--- SET TASK ---
Locate all lines in the data below that hold "Medical" and show them.

--- RECORDS TO PROCESS ---
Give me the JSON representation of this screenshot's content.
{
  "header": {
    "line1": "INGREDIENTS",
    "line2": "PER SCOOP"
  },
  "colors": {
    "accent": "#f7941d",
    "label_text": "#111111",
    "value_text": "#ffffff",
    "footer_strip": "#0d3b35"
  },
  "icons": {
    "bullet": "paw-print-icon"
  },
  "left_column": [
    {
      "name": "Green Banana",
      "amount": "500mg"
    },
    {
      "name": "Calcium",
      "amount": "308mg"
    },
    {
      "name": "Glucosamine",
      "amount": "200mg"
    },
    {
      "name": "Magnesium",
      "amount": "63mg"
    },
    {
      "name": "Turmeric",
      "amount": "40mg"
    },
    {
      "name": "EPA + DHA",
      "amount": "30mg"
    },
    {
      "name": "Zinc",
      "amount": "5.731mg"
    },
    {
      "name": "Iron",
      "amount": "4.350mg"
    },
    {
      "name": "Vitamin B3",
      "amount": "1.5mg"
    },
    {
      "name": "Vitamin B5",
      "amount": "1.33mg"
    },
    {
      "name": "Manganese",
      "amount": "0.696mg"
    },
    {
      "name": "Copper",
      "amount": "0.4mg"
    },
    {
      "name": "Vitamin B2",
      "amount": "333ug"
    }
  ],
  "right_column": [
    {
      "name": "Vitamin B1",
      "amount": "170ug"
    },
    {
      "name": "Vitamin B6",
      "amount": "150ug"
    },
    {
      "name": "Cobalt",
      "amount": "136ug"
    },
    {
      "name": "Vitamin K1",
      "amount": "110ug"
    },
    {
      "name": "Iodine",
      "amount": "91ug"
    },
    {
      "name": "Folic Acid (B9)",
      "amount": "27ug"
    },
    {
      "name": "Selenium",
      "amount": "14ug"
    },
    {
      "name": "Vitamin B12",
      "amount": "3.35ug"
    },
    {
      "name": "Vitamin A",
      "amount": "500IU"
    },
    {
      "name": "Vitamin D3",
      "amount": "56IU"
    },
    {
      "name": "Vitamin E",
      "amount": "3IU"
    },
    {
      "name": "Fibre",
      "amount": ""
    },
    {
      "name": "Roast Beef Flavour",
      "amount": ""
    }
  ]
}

...

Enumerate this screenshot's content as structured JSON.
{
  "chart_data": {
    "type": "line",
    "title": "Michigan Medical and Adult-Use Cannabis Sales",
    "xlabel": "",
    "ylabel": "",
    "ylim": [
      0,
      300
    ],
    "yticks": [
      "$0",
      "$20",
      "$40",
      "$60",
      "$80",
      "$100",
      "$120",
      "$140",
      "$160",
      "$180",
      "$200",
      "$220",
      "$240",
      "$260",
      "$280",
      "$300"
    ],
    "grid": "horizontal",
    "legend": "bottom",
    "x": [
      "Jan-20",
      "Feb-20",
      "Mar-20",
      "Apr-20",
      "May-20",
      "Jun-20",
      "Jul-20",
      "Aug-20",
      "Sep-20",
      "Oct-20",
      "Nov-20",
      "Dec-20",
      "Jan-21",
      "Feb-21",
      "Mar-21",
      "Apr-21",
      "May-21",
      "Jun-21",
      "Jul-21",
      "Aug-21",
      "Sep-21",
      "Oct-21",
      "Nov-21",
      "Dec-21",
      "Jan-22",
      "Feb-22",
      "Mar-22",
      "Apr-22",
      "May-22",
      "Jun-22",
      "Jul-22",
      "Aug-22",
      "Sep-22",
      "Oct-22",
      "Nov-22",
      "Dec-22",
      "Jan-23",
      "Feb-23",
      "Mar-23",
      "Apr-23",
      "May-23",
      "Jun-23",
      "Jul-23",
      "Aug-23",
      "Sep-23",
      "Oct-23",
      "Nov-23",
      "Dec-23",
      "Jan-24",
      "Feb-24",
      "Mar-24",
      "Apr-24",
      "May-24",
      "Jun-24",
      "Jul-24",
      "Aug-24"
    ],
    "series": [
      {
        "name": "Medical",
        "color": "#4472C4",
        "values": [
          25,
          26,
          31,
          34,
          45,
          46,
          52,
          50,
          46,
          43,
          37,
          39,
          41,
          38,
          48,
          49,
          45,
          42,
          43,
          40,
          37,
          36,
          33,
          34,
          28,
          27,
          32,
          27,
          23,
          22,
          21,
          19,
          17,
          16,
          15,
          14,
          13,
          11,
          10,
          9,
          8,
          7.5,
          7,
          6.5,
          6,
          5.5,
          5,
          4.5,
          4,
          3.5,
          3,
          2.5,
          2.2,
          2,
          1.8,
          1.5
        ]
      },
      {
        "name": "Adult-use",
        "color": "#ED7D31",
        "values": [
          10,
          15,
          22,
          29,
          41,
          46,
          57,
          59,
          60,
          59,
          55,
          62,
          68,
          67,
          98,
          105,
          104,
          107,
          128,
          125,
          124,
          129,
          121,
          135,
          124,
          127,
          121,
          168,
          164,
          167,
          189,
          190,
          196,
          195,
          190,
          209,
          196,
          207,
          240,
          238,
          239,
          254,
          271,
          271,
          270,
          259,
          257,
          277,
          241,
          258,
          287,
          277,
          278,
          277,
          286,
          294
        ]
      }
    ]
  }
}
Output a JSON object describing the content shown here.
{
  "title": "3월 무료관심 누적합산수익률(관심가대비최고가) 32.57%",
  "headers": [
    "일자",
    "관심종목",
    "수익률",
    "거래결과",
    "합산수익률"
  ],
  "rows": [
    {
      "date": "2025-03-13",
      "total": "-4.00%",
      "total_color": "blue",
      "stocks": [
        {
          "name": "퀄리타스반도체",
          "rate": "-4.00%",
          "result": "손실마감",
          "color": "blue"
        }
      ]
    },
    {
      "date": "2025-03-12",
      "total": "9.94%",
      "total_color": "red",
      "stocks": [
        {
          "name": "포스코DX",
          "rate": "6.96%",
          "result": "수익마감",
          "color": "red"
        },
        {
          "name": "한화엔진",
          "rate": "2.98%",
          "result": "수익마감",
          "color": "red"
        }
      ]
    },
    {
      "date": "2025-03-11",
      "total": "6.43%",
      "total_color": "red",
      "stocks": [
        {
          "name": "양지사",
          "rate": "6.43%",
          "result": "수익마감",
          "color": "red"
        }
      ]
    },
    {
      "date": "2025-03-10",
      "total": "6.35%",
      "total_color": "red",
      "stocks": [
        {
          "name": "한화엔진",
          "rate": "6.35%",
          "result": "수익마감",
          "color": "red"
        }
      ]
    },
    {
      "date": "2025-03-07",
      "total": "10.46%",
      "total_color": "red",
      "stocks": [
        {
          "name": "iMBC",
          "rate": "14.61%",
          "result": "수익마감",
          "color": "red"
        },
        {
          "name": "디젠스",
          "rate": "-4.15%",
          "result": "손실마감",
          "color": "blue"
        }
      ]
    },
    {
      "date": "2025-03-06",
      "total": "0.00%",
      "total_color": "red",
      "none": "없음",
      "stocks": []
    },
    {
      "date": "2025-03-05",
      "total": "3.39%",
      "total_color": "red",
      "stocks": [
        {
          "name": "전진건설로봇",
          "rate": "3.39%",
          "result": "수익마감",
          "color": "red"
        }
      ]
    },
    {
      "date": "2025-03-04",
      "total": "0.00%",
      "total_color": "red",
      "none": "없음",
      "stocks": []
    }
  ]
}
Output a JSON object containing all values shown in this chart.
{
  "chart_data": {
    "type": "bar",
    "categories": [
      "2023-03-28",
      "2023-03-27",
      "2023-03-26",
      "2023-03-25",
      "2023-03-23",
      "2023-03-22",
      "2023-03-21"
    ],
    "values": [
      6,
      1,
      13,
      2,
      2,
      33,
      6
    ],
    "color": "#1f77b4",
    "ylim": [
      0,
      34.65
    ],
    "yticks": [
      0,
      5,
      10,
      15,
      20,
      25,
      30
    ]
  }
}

--- COMPLETE ANSWER ---
    "title": "Michigan Medical and Adult-Use Cannabis Sales",
        "name": "Medical",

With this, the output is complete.